> _Exercise prompt_: Write what comes next in the history of Indiana's Jewish community below, picking up right after its final sentence; the material that follows the history is not part of it.

> _Excerpt to read_:
The historical memory of Indiana’s Jewish community owes some of its breadth to the daughter of Louis and Ethel Walner as well.  The Ruth Marcus Jewish History Project, a comprehensive collection of documents, photos and videotaped interviews from the 1930s to 1990s, resides at IUP Archives’ Special Collections, and her own writings can be found in surviving copies of Beth Israel’s mid-century periodical, the Yiddisher Indianan.

Stranger no more, Ruth Marcus passed away at age 79 on July 11, 2007.  She rests beside her “Sunshine” (likewise-remarkable husband Clarence) in Oakland Cemetery, and in Indiana’s fond memory.


In their passage through Indiana’s history, these three describe the arc of both its Jewish community and Indiana itself through their collective lifetimes.  Will there be other NERIM  to show the way for future generations?  For those who doubt, just remember what some were saying about Indiana’s future thirty years ago.  Like their forebears through the centuries, the Jews of Indiana have produced “lights” in plenty, whenever they were needed.  “Number the stars of heaven if you can….”

Portrait of an Indiana Community

1655 to 1900: Chapmen and Merchants

Though  Jews have been in our state from the start – the first were river traders in Peter Stuyvesant’s time – it wasn’t until the early 1800s that sons of Abraham settled in western Pennsylvania.  Their numbers were at first few; there were just 4,000 Jews in the entire United States at the time, and only seven US cities had a Jewish population greater than one hundred by 1830.  But events in northern Europe would soon cause the first great wave of Jewish emigration to the New World.

A series of failed revolutions compounded the effects of famine and economic depression already underway in the German Confederation by 1848.  The least privileged suffered most, and it was these – the Jews of Prussia, Hanover and the Slavic territories among them – who fled to America.  In a few short years, major coastal cities like Philadelphia had absorbed more immigrants than they could employ.  To make matters worse, Jews were often excluded by law from many professions and by custom from many of the rest.

Word soon spread that for those willing to work hard and take risks, there was opportunity in the hinterland.  But few of the new Jewish citizens had the means to buy or rent land.  What to do?  What outsiders so often do best: adapt.  They became itinerant peddlers, scrapmen and rag recyclers, independent trades needing little capital investment beyond a pack or a horse.  These “huxters” (as the term then was) served the remote coal camps in our area, where immigrant miners spoke the same Silesian dialect of German many of them did.

> _Data section_:

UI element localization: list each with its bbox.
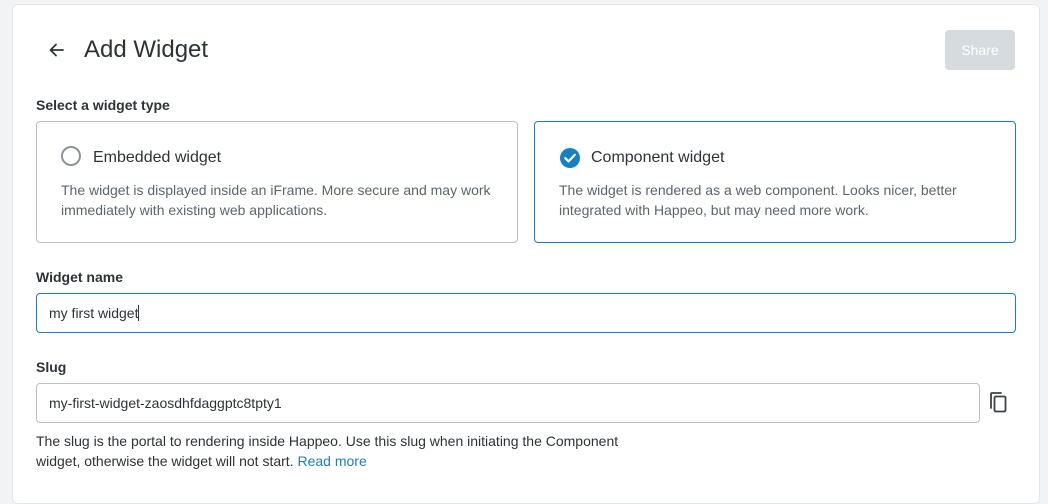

> _Expected answer_:
The life of a huxter was not easy, and not without risk.  Some were robbed, and a few even murdered.  They looked different and often spoke limited English and so were viewed by some with suspicion.  Yet these Jewish peddlers also brought news of the outer world to an eager audience.  When at last they were able to save enough to leave the road, they set up shop in small towns where the demand for their goods was high and competition was low, then sent for their families.   As historian Deborah Weiner observes, “For immigrant Jews, the American Dream revolved not around economic success or owning a piece of land, but around achieving self-employment . . . owning and operating their own store.”

By 1878 there were a quarter million American Jews, and of all the thirty-eight states, none had  more Jewish communities of over one hundred than Pennsylvania.   In that year, a certain town  which would one day join the ranks of “hundred-plus” had just three Jews in residence.  It was Indiana.  But change was in the wind for our county, in the number of its Jewish citizens and in the small-town suspicions of at least some of their neighbors.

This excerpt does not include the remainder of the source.